As you can see, the augmented bounding boxes perfectly fit each bounding box's rotated pixels. But due to having to wrap around the pixels furthest to the top/right/bottom/left, the new bounding boxes now also contain large amounts of pixels that were previously not contained in the bounding boxes.

Drawing¶

A common operation is to draw bounding boxes on images. The method to do that was already used in the above examples. It offers arguments to control the color, size (i.e. border thickness) and alpha (i.e. opacity) of the drawn bounding boxes. The example below shows their usage.

In [7]:

image_bbs = np.copy(image)
image_bbs = bbs.bounding_boxes[0].draw_on_image(image_bbs, color=[255, 0, 0], size=3)
image_bbs = bbs.bounding_boxes[1].draw_on_image(image_bbs, color=[0, 255, 0], size=10, alpha=0.5)
ia.imshow(image_bbs)

If we add labels to the bounding boxes, they are also automatically drawn:

In [8]:

bbs_labeled = bbs.deepcopy()
bbs_labeled[0].label = "approximately a pig"
bbs_labeled[1].label = "bird"

image_bbs = bbs_labeled.draw_on_image(image, size=2)

ia.imshow(image_bbs)

If you want to set labels on the bounding boxes, but not having them drawn, call manually draw_box_on_image() on each bounding box. That only draws the box.

* Tasks for this exercise:
#1 The bounding-box passage names the properties of drawn boxes that the drawing method's arguments control. List each one, with the explanation the passage gives for it.
#2 For each statement, say whether it agrees with the bounding-box passage. Give yes or no, and quote the deciding words.
(a) After rotation, the new bounding boxes contain many pixels that the old boxes did not contain.
(b) Labels added to bounding boxes have to be drawn in a separate step.
(c) Calling draw_box_on_image() draws both the box and its label.
#3 Echo the bounding-box passage word for word, everything from "As you can see, the" down to "0], size=10, alpha=0.5)".
The records after this point are separate material, unrelated to the bounding-box passage.

* Extracted information:
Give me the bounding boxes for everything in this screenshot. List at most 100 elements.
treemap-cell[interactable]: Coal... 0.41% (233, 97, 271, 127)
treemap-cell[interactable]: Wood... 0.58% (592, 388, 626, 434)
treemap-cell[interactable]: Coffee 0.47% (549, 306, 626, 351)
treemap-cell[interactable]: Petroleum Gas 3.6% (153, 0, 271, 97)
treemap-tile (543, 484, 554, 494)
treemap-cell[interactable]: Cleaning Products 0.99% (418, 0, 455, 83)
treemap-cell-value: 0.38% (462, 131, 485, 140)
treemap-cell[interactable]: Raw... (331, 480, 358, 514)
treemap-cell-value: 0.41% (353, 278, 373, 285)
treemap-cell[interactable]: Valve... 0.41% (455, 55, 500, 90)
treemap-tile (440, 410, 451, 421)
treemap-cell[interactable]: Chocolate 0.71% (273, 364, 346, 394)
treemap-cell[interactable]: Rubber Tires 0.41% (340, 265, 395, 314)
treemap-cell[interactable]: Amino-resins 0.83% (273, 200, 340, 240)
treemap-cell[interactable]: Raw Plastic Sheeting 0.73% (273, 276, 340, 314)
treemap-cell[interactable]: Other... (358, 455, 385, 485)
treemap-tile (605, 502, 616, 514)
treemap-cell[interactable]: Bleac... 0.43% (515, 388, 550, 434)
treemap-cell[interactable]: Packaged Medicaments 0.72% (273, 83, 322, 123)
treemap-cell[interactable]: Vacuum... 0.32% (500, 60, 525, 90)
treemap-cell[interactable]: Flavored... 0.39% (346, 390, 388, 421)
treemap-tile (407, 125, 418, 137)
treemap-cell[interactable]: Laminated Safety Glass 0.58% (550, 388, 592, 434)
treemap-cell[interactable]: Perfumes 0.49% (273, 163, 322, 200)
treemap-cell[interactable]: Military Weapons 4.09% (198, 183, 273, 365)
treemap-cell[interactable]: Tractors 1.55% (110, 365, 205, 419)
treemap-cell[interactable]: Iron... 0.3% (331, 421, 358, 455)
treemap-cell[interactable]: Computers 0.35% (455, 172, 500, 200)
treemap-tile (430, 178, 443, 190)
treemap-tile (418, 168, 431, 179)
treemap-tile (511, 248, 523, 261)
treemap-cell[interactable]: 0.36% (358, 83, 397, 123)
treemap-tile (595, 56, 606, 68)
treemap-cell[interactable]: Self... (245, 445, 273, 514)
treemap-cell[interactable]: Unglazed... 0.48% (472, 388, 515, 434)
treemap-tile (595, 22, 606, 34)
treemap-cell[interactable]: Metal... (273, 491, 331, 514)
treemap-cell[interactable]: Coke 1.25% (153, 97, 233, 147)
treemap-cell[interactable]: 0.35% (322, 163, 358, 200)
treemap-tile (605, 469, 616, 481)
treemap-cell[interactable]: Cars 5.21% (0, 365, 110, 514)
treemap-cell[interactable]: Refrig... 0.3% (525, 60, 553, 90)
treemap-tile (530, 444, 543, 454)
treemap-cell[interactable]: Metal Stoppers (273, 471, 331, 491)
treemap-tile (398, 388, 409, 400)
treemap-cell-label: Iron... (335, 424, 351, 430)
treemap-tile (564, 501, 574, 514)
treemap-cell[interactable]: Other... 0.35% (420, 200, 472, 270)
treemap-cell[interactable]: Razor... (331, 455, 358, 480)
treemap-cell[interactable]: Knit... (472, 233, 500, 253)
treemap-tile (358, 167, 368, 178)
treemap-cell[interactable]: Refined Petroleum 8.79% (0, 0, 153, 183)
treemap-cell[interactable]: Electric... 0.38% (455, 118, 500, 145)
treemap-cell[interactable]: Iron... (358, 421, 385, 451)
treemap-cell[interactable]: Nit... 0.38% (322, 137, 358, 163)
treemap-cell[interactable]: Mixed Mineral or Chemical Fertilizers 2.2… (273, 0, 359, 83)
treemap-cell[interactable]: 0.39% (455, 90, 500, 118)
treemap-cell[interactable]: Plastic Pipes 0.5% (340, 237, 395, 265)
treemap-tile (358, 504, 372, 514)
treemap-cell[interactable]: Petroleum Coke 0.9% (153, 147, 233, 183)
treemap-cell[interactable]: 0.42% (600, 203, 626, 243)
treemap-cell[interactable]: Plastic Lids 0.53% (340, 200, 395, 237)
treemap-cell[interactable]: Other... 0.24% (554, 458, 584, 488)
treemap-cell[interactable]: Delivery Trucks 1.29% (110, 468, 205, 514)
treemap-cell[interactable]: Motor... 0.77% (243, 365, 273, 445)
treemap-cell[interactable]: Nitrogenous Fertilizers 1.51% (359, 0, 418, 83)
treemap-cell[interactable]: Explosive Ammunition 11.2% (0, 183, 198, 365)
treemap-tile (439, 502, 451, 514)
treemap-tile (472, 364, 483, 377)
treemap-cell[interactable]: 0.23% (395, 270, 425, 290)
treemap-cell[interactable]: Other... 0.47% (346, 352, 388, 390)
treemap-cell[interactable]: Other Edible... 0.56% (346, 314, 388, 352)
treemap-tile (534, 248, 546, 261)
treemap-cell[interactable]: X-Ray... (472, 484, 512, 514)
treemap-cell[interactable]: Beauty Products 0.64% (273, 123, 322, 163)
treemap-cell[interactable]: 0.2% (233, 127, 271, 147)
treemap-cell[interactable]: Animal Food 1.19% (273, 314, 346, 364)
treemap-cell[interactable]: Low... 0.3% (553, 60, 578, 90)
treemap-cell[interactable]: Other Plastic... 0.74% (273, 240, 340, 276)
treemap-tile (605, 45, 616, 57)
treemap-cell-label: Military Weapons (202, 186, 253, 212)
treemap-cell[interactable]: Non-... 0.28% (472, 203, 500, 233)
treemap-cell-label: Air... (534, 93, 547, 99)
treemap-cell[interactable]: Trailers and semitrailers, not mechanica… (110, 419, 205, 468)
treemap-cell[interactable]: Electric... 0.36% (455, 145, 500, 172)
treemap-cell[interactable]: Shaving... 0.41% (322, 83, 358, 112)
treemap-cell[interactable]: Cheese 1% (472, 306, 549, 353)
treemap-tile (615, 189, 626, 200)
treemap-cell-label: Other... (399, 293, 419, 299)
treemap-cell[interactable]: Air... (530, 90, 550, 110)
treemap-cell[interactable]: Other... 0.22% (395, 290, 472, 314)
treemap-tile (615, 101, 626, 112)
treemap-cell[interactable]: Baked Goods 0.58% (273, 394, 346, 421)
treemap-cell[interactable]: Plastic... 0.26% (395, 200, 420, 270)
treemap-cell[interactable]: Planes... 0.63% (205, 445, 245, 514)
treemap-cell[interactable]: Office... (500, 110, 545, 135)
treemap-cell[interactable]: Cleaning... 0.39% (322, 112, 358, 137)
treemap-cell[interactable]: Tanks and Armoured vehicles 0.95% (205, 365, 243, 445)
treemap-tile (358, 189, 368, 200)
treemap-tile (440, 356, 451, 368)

* Answers in order:
#1
color
size (border thickness)
alpha (opacity)

#2
(a) Yes: "the new bounding boxes now also contain large amounts of pixels that were previously not contained in the bounding boxes."
(b) No: "If we add labels to the bounding boxes, they are also automatically drawn"
(c) No: "That only draws the box."

#3
As you can see, the augmented bounding boxes perfectly fit each bounding box's rotated pixels. But due to having to wrap around the pixels furthest to the top/right/bottom/left, the new bounding boxes now also contain large amounts of pixels that were previously not contained in the bounding boxes.

Drawing¶

A common operation is to draw bounding boxes on images. The method to do that was already used in the above examples. It offers arguments to control the color, size (i.e. border thickness) and alpha (i.e. opacity) of the drawn bounding boxes. The example below shows their usage.

In [7]:

image_bbs = np.copy(image)
image_bbs = bbs.bounding_boxes[0].draw_on_image(image_bbs, color=[255, 0, 0], size=3)
image_bbs = bbs.bounding_boxes[1].draw_on_image(image_bbs, color=[0, 255, 0], size=10, alpha=0.5)